Records follow. Pull out every line that contains "редакции".

* Start DATA SUPPLIED *

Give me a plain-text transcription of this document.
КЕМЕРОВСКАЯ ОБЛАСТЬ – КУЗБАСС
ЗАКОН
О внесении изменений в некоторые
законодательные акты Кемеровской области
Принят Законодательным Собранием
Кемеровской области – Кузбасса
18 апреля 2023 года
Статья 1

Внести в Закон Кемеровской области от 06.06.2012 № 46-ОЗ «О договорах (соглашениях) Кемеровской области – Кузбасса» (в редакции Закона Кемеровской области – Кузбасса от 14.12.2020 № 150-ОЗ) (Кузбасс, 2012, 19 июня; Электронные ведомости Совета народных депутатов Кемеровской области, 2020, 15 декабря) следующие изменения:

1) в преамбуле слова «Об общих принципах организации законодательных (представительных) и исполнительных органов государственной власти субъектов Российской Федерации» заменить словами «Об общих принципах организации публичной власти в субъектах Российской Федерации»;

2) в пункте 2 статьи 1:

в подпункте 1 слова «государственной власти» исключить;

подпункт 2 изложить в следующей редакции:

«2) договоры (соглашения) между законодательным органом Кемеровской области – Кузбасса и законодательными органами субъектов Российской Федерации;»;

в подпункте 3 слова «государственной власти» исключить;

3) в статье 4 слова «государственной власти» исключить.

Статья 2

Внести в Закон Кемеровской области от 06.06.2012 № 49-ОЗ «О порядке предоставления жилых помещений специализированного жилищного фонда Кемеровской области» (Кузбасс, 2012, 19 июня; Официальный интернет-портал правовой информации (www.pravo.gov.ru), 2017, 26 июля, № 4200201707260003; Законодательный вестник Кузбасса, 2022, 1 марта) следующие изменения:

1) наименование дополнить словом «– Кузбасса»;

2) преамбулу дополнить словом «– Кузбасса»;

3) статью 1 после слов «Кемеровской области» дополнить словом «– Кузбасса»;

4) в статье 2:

* End DATA SUPPLIED *
* Start DATA SUPPLIED *

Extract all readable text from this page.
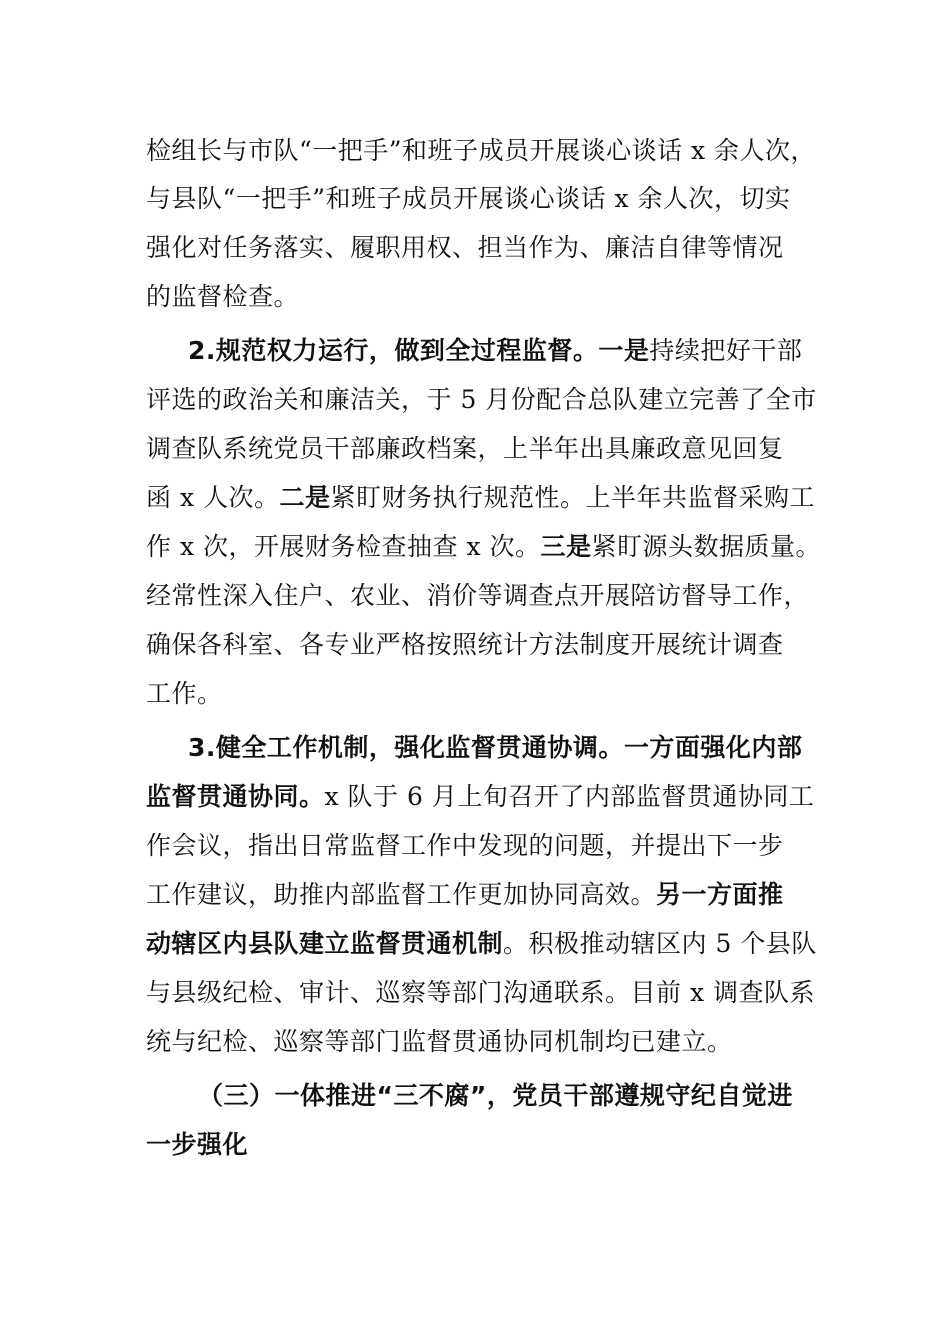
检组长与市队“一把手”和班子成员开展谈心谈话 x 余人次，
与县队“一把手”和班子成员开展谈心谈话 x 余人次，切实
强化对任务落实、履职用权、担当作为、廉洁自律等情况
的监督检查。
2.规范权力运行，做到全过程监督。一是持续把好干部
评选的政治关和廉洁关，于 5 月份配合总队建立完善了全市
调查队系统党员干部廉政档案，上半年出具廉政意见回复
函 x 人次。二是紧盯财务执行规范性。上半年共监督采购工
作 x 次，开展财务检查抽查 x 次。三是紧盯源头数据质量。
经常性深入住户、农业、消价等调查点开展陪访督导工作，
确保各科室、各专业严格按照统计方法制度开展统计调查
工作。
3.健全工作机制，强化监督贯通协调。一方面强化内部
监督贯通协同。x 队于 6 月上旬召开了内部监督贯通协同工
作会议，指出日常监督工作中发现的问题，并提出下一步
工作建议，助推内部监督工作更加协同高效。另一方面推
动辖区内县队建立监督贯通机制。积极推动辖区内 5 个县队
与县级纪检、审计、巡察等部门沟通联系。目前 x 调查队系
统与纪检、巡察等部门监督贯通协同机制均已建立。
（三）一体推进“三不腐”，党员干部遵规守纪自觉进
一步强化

* End DATA SUPPLIED *

__REPLY__
Внести в Закон Кемеровской области от 06.06.2012 № 46-ОЗ «О договорах (соглашениях) Кемеровской области – Кузбасса» (в редакции Закона Кемеровской области – Кузбасса от 14.12.2020 № 150-ОЗ) (Кузбасс, 2012, 19 июня; Электронные ведомости Совета народных депутатов Кемеровской области, 2020, 15 декабря) следующие изменения:
подпункт 2 изложить в следующей редакции:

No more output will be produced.